• [Description of the task]: Read the data and repeat it in full, exactly.

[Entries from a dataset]
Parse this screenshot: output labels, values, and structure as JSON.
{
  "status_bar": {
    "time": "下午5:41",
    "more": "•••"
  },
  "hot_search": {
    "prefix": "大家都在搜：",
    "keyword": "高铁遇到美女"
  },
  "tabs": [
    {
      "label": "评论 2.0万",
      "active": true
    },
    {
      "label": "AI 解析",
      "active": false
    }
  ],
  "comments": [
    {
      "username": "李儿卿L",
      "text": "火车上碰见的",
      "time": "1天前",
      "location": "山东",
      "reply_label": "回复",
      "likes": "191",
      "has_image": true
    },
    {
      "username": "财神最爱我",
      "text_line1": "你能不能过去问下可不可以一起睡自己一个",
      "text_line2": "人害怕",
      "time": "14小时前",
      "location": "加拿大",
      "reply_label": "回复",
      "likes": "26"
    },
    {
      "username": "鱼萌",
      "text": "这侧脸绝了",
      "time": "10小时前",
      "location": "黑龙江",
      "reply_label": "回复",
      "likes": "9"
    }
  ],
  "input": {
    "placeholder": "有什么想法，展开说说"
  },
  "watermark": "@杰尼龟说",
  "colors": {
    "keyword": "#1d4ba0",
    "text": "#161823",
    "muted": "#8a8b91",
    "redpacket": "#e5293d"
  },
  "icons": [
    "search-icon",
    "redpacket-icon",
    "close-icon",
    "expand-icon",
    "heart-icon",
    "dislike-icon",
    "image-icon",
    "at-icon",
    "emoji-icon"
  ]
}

• [Result]:
Parse this screenshot: output labels, values, and structure as JSON.
{
  "status_bar": {
    "time": "下午5:41",
    "more": "•••"
  },
  "hot_search": {
    "prefix": "大家都在搜：",
    "keyword": "高铁遇到美女"
  },
  "tabs": [
    {
      "label": "评论 2.0万",
      "active": true
    },
    {
      "label": "AI 解析",
      "active": false
    }
  ],
  "comments": [
    {
      "username": "李儿卿L",
      "text": "火车上碰见的",
      "time": "1天前",
      "location": "山东",
      "reply_label": "回复",
      "likes": "191",
      "has_image": true
    },
    {
      "username": "财神最爱我",
      "text_line1": "你能不能过去问下可不可以一起睡自己一个",
      "text_line2": "人害怕",
      "time": "14小时前",
      "location": "加拿大",
      "reply_label": "回复",
      "likes": "26"
    },
    {
      "username": "鱼萌",
      "text": "这侧脸绝了",
      "time": "10小时前",
      "location": "黑龙江",
      "reply_label": "回复",
      "likes": "9"
    }
  ],
  "input": {
    "placeholder": "有什么想法，展开说说"
  },
  "watermark": "@杰尼龟说",
  "colors": {
    "keyword": "#1d4ba0",
    "text": "#161823",
    "muted": "#8a8b91",
    "redpacket": "#e5293d"
  },
  "icons": [
    "search-icon",
    "redpacket-icon",
    "close-icon",
    "expand-icon",
    "heart-icon",
    "dislike-icon",
    "image-icon",
    "at-icon",
    "emoji-icon"
  ]
}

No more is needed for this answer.